Records excerpted from a collection:
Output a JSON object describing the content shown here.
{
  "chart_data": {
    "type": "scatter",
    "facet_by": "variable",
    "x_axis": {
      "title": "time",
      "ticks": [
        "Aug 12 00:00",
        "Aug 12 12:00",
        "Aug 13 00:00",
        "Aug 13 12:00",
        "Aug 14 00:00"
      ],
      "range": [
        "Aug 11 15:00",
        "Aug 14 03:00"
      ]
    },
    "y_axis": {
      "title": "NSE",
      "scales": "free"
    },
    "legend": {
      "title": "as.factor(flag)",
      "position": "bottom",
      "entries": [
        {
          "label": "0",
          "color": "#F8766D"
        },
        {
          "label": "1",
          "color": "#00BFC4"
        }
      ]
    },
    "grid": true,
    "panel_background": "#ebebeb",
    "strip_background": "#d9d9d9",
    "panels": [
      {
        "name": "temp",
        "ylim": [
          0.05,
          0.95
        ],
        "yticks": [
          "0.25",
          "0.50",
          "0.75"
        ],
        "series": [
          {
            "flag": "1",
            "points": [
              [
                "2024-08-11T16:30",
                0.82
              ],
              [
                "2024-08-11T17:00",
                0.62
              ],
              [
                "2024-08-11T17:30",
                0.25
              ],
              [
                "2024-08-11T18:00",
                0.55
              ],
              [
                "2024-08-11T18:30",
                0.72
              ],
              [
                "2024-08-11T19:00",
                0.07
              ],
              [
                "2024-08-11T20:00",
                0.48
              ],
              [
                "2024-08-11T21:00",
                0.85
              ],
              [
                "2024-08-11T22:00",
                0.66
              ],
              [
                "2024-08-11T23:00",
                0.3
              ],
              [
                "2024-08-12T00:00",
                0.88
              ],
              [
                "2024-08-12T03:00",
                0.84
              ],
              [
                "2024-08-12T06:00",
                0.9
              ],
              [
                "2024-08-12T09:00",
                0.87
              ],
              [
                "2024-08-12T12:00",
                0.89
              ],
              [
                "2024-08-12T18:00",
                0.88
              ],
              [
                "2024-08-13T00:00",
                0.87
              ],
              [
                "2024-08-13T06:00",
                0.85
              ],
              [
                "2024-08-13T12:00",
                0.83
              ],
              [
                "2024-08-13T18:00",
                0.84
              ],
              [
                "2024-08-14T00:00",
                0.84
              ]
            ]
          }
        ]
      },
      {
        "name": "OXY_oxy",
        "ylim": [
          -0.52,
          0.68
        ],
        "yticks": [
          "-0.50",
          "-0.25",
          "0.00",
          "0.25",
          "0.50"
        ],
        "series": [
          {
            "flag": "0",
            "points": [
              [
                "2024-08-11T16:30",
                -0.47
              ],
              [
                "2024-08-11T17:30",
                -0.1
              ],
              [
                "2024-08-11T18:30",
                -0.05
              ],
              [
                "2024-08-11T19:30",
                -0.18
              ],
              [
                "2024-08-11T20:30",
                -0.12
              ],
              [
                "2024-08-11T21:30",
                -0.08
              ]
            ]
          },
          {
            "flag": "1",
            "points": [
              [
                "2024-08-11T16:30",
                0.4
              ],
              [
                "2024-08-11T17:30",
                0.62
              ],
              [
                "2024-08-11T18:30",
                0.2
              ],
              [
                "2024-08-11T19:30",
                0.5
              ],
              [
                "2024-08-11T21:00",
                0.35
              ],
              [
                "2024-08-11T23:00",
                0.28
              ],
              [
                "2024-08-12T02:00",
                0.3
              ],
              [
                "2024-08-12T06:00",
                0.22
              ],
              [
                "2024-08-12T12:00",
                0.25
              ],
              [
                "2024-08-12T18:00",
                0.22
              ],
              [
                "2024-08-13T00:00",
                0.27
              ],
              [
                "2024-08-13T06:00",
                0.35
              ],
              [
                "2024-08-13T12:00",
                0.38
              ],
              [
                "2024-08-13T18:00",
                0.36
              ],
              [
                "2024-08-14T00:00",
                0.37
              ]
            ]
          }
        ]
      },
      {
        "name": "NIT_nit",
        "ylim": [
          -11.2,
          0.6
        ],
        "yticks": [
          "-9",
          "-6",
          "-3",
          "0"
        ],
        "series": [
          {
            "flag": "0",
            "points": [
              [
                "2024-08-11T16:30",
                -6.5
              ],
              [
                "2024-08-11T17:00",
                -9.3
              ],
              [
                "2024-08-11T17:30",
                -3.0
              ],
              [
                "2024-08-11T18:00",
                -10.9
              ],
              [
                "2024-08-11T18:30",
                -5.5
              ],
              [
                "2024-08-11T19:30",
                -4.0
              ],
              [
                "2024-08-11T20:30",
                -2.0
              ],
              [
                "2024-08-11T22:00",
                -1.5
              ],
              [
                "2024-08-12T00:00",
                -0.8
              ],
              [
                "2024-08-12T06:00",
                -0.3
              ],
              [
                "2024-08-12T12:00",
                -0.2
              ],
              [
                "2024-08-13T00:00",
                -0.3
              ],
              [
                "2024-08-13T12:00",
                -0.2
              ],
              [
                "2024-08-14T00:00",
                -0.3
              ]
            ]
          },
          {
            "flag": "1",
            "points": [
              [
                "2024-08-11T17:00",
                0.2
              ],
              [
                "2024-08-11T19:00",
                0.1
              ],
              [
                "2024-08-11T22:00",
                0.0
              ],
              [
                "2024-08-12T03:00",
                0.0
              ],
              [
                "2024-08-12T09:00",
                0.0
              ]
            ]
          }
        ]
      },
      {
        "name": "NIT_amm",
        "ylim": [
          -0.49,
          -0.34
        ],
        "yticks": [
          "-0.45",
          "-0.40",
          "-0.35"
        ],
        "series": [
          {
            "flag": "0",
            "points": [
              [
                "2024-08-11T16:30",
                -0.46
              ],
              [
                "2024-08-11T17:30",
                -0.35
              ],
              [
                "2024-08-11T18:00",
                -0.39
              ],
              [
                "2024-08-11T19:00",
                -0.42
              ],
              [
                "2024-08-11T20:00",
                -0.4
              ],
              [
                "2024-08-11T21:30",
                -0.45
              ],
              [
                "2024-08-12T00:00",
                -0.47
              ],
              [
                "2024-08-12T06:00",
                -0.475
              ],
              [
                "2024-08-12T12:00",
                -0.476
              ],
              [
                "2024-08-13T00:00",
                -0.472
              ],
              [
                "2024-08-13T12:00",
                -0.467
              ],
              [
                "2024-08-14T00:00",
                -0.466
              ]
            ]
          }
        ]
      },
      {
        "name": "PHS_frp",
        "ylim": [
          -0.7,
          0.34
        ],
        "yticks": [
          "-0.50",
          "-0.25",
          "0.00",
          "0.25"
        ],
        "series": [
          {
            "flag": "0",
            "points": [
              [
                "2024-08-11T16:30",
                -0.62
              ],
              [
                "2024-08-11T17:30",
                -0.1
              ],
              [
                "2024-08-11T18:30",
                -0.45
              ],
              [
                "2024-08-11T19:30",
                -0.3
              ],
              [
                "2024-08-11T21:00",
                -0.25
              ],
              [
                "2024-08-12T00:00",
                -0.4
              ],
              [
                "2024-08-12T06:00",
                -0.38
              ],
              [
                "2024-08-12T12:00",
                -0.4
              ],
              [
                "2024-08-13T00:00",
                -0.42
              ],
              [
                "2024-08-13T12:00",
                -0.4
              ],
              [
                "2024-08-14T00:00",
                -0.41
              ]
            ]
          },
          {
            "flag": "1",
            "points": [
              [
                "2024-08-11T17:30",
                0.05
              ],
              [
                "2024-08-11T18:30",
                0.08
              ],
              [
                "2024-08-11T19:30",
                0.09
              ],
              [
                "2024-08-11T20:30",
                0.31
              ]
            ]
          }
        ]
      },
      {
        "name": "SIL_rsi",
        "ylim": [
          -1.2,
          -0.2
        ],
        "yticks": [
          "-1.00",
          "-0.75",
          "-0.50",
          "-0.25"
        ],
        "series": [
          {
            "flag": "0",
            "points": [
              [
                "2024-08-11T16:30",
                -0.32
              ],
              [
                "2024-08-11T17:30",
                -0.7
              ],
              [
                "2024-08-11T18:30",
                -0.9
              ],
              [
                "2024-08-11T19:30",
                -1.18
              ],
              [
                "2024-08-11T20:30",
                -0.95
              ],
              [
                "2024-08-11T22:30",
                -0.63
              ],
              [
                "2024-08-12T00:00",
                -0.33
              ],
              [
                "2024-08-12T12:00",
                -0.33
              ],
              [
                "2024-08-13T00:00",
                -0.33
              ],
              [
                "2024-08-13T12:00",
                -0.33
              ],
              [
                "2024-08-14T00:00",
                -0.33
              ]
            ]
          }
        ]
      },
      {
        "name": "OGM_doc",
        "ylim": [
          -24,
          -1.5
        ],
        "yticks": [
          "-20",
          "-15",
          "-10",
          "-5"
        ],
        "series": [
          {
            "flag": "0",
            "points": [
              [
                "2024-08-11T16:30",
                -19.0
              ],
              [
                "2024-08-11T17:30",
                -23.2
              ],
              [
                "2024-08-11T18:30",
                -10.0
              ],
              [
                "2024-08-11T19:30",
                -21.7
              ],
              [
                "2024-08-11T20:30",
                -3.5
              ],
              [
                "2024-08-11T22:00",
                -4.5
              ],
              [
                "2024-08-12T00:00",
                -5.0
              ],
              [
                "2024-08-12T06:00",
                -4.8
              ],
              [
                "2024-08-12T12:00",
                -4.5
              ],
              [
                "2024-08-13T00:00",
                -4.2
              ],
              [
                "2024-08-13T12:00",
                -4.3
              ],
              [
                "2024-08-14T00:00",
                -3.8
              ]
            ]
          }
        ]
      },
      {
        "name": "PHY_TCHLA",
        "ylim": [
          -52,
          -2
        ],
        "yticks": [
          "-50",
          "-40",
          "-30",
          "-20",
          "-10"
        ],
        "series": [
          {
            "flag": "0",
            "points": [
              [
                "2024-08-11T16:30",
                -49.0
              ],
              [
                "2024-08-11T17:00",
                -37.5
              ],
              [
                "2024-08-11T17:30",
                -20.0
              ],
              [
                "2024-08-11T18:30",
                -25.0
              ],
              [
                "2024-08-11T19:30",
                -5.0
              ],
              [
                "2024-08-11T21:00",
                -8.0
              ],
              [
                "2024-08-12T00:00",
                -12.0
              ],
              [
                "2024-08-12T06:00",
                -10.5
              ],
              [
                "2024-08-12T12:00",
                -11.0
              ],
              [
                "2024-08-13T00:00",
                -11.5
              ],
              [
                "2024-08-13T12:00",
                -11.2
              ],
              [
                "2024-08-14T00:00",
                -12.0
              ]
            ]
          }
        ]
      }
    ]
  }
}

## Exercise description
Go through the data and gather every line that holds "name".

## Task result
        "name": "temp",
        "name": "OXY_oxy",
        "name": "NIT_nit",
        "name": "NIT_amm",
        "name": "PHS_frp",
        "name": "SIL_rsi",
        "name": "OGM_doc",
        "name": "PHY_TCHLA",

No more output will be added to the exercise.